_STATED PROBLEM:_ Would you quote every entry exactly, dropping only the pictures?

━━━━━ RECORDED DATA ━━━━━

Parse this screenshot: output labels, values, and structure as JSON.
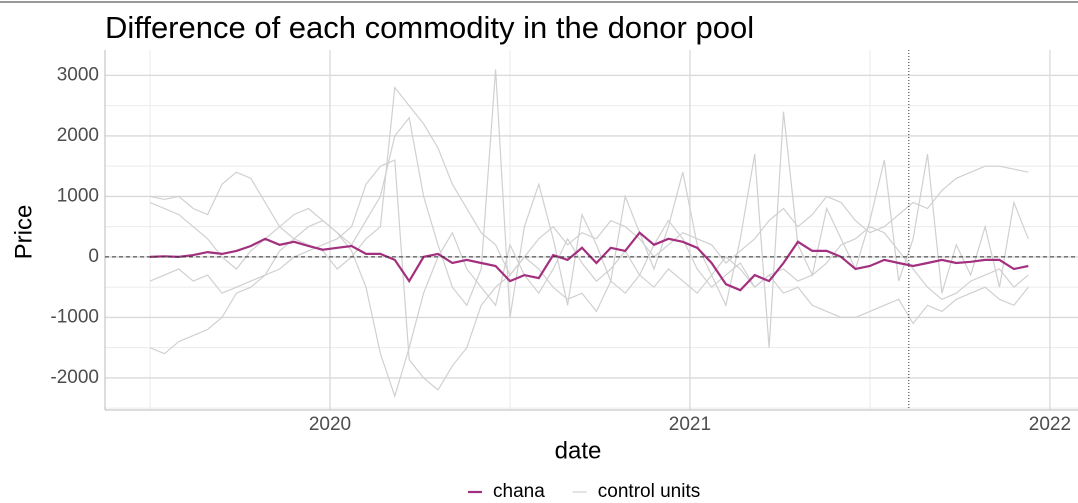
{
  "chart_data": {
    "type": "line",
    "title": "Difference of each commodity in the donor pool",
    "x_label": "date",
    "y_label": "Price",
    "xlim": [
      2019.375,
      2022.078
    ],
    "xticks": [
      2020,
      2021,
      2022
    ],
    "minor_xticks": [
      2019.5,
      2020.5,
      2021.5
    ],
    "ylim": [
      -2530,
      3420
    ],
    "yticks": [
      -2000,
      -1000,
      0,
      1000,
      2000,
      3000
    ],
    "minor_yticks": [
      -2500,
      -1500,
      -500,
      500,
      1500,
      2500
    ],
    "grid": true,
    "hline": 0,
    "vline": 2021.608,
    "legend": "bottom",
    "x": [
      2019.5,
      2019.54,
      2019.58,
      2019.62,
      2019.66,
      2019.7,
      2019.74,
      2019.78,
      2019.82,
      2019.86,
      2019.9,
      2019.94,
      2019.98,
      2020.02,
      2020.06,
      2020.1,
      2020.14,
      2020.18,
      2020.22,
      2020.26,
      2020.3,
      2020.34,
      2020.38,
      2020.42,
      2020.46,
      2020.5,
      2020.54,
      2020.58,
      2020.62,
      2020.66,
      2020.7,
      2020.74,
      2020.78,
      2020.82,
      2020.86,
      2020.9,
      2020.94,
      2020.98,
      2021.02,
      2021.06,
      2021.1,
      2021.14,
      2021.18,
      2021.22,
      2021.26,
      2021.3,
      2021.34,
      2021.38,
      2021.42,
      2021.46,
      2021.5,
      2021.54,
      2021.58,
      2021.62,
      2021.66,
      2021.7,
      2021.74,
      2021.78,
      2021.82,
      2021.86,
      2021.9,
      2021.94
    ],
    "series": [
      {
        "name": "chana",
        "color": "#a3307e",
        "values": [
          0,
          10,
          0,
          30,
          80,
          50,
          100,
          180,
          300,
          200,
          250,
          180,
          120,
          150,
          180,
          50,
          50,
          -50,
          -400,
          0,
          50,
          -100,
          -50,
          -100,
          -150,
          -400,
          -300,
          -350,
          30,
          -50,
          150,
          -100,
          150,
          100,
          400,
          200,
          300,
          250,
          150,
          -100,
          -450,
          -550,
          -300,
          -400,
          -100,
          250,
          100,
          100,
          0,
          -200,
          -150,
          -50,
          -100,
          -150,
          -100,
          -50,
          -100,
          -80,
          -50,
          -50,
          -200,
          -150
        ]
      }
    ],
    "control_units": {
      "name": "control units",
      "color": "#d0d0d0",
      "lines": [
        [
          1000,
          950,
          1000,
          800,
          700,
          1200,
          1400,
          1300,
          900,
          500,
          300,
          200,
          100,
          -200,
          0,
          300,
          500,
          2800,
          2500,
          2200,
          1800,
          1200,
          800,
          400,
          200,
          -300,
          0,
          300,
          500,
          200,
          400,
          300,
          600,
          500,
          300,
          0,
          200,
          400,
          300,
          200,
          -100,
          100,
          300,
          600,
          800,
          500,
          700,
          1000,
          900,
          600,
          400,
          500,
          700,
          900,
          800,
          1100,
          1300,
          1400,
          1500,
          1500,
          1450,
          1400
        ],
        [
          -1500,
          -1600,
          -1400,
          -1300,
          -1200,
          -1000,
          -600,
          -500,
          -300,
          -200,
          0,
          100,
          200,
          300,
          500,
          1200,
          1500,
          1600,
          -1700,
          -2000,
          -2200,
          -1800,
          -1500,
          -800,
          -500,
          -300,
          0,
          -200,
          -500,
          -700,
          -600,
          -900,
          -400,
          -600,
          -300,
          -500,
          -200,
          -400,
          -600,
          -300,
          0,
          -200,
          -500,
          -300,
          -600,
          -500,
          -800,
          -900,
          -1000,
          -1000,
          -900,
          -800,
          -700,
          -1100,
          -800,
          -900,
          -700,
          -600,
          -500,
          -700,
          -800,
          -500
        ],
        [
          -400,
          -300,
          -200,
          -400,
          -300,
          -600,
          -500,
          -400,
          -300,
          100,
          300,
          500,
          600,
          400,
          200,
          600,
          1000,
          2000,
          2300,
          1000,
          200,
          -500,
          -800,
          -200,
          3100,
          -1000,
          500,
          1200,
          300,
          -800,
          700,
          200,
          -400,
          1000,
          400,
          -200,
          500,
          1400,
          200,
          -300,
          -800,
          300,
          1700,
          -1500,
          2400,
          200,
          -300,
          800,
          300,
          -200,
          600,
          1600,
          -400,
          300,
          1700,
          -600,
          200,
          -300,
          500,
          -500,
          900,
          300
        ],
        [
          900,
          800,
          700,
          500,
          300,
          0,
          -200,
          100,
          300,
          500,
          700,
          800,
          600,
          400,
          100,
          -500,
          -1600,
          -2300,
          -1500,
          -600,
          0,
          400,
          -200,
          -500,
          -800,
          200,
          -300,
          -600,
          -200,
          300,
          -100,
          -400,
          -200,
          100,
          -300,
          200,
          600,
          300,
          -200,
          -500,
          -300,
          -100,
          -500,
          -300,
          -200,
          -400,
          -300,
          -100,
          200,
          300,
          500,
          400,
          100,
          -200,
          -500,
          -700,
          -600,
          -400,
          -300,
          -200,
          -500,
          -300
        ]
      ]
    }
  }
}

━━━━━

_THE COMPLETED TASK:_
Parse this screenshot: output labels, values, and structure as JSON.
{
  "chart_data": {
    "type": "line",
    "title": "Difference of each commodity in the donor pool",
    "x_label": "date",
    "y_label": "Price",
    "xlim": [
      2019.375,
      2022.078
    ],
    "xticks": [
      2020,
      2021,
      2022
    ],
    "minor_xticks": [
      2019.5,
      2020.5,
      2021.5
    ],
    "ylim": [
      -2530,
      3420
    ],
    "yticks": [
      -2000,
      -1000,
      0,
      1000,
      2000,
      3000
    ],
    "minor_yticks": [
      -2500,
      -1500,
      -500,
      500,
      1500,
      2500
    ],
    "grid": true,
    "hline": 0,
    "vline": 2021.608,
    "legend": "bottom",
    "x": [
      2019.5,
      2019.54,
      2019.58,
      2019.62,
      2019.66,
      2019.7,
      2019.74,
      2019.78,
      2019.82,
      2019.86,
      2019.9,
      2019.94,
      2019.98,
      2020.02,
      2020.06,
      2020.1,
      2020.14,
      2020.18,
      2020.22,
      2020.26,
      2020.3,
      2020.34,
      2020.38,
      2020.42,
      2020.46,
      2020.5,
      2020.54,
      2020.58,
      2020.62,
      2020.66,
      2020.7,
      2020.74,
      2020.78,
      2020.82,
      2020.86,
      2020.9,
      2020.94,
      2020.98,
      2021.02,
      2021.06,
      2021.1,
      2021.14,
      2021.18,
      2021.22,
      2021.26,
      2021.3,
      2021.34,
      2021.38,
      2021.42,
      2021.46,
      2021.5,
      2021.54,
      2021.58,
      2021.62,
      2021.66,
      2021.7,
      2021.74,
      2021.78,
      2021.82,
      2021.86,
      2021.9,
      2021.94
    ],
    "series": [
      {
        "name": "chana",
        "color": "#a3307e",
        "values": [
          0,
          10,
          0,
          30,
          80,
          50,
          100,
          180,
          300,
          200,
          250,
          180,
          120,
          150,
          180,
          50,
          50,
          -50,
          -400,
          0,
          50,
          -100,
          -50,
          -100,
          -150,
          -400,
          -300,
          -350,
          30,
          -50,
          150,
          -100,
          150,
          100,
          400,
          200,
          300,
          250,
          150,
          -100,
          -450,
          -550,
          -300,
          -400,
          -100,
          250,
          100,
          100,
          0,
          -200,
          -150,
          -50,
          -100,
          -150,
          -100,
          -50,
          -100,
          -80,
          -50,
          -50,
          -200,
          -150
        ]
      }
    ],
    "control_units": {
      "name": "control units",
      "color": "#d0d0d0",
      "lines": [
        [
          1000,
          950,
          1000,
          800,
          700,
          1200,
          1400,
          1300,
          900,
          500,
          300,
          200,
          100,
          -200,
          0,
          300,
          500,
          2800,
          2500,
          2200,
          1800,
          1200,
          800,
          400,
          200,
          -300,
          0,
          300,
          500,
          200,
          400,
          300,
          600,
          500,
          300,
          0,
          200,
          400,
          300,
          200,
          -100,
          100,
          300,
          600,
          800,
          500,
          700,
          1000,
          900,
          600,
          400,
          500,
          700,
          900,
          800,
          1100,
          1300,
          1400,
          1500,
          1500,
          1450,
          1400
        ],
        [
          -1500,
          -1600,
          -1400,
          -1300,
          -1200,
          -1000,
          -600,
          -500,
          -300,
          -200,
          0,
          100,
          200,
          300,
          500,
          1200,
          1500,
          1600,
          -1700,
          -2000,
          -2200,
          -1800,
          -1500,
          -800,
          -500,
          -300,
          0,
          -200,
          -500,
          -700,
          -600,
          -900,
          -400,
          -600,
          -300,
          -500,
          -200,
          -400,
          -600,
          -300,
          0,
          -200,
          -500,
          -300,
          -600,
          -500,
          -800,
          -900,
          -1000,
          -1000,
          -900,
          -800,
          -700,
          -1100,
          -800,
          -900,
          -700,
          -600,
          -500,
          -700,
          -800,
          -500
        ],
        [
          -400,
          -300,
          -200,
          -400,
          -300,
          -600,
          -500,
          -400,
          -300,
          100,
          300,
          500,
          600,
          400,
          200,
          600,
          1000,
          2000,
          2300,
          1000,
          200,
          -500,
          -800,
          -200,
          3100,
          -1000,
          500,
          1200,
          300,
          -800,
          700,
          200,
          -400,
          1000,
          400,
          -200,
          500,
          1400,
          200,
          -300,
          -800,
          300,
          1700,
          -1500,
          2400,
          200,
          -300,
          800,
          300,
          -200,
          600,
          1600,
          -400,
          300,
          1700,
          -600,
          200,
          -300,
          500,
          -500,
          900,
          300
        ],
        [
          900,
          800,
          700,
          500,
          300,
          0,
          -200,
          100,
          300,
          500,
          700,
          800,
          600,
          400,
          100,
          -500,
          -1600,
          -2300,
          -1500,
          -600,
          0,
          400,
          -200,
          -500,
          -800,
          200,
          -300,
          -600,
          -200,
          300,
          -100,
          -400,
          -200,
          100,
          -300,
          200,
          600,
          300,
          -200,
          -500,
          -300,
          -100,
          -500,
          -300,
          -200,
          -400,
          -300,
          -100,
          200,
          300,
          500,
          400,
          100,
          -200,
          -500,
          -700,
          -600,
          -400,
          -300,
          -200,
          -500,
          -300
        ]
      ]
    }
  }
}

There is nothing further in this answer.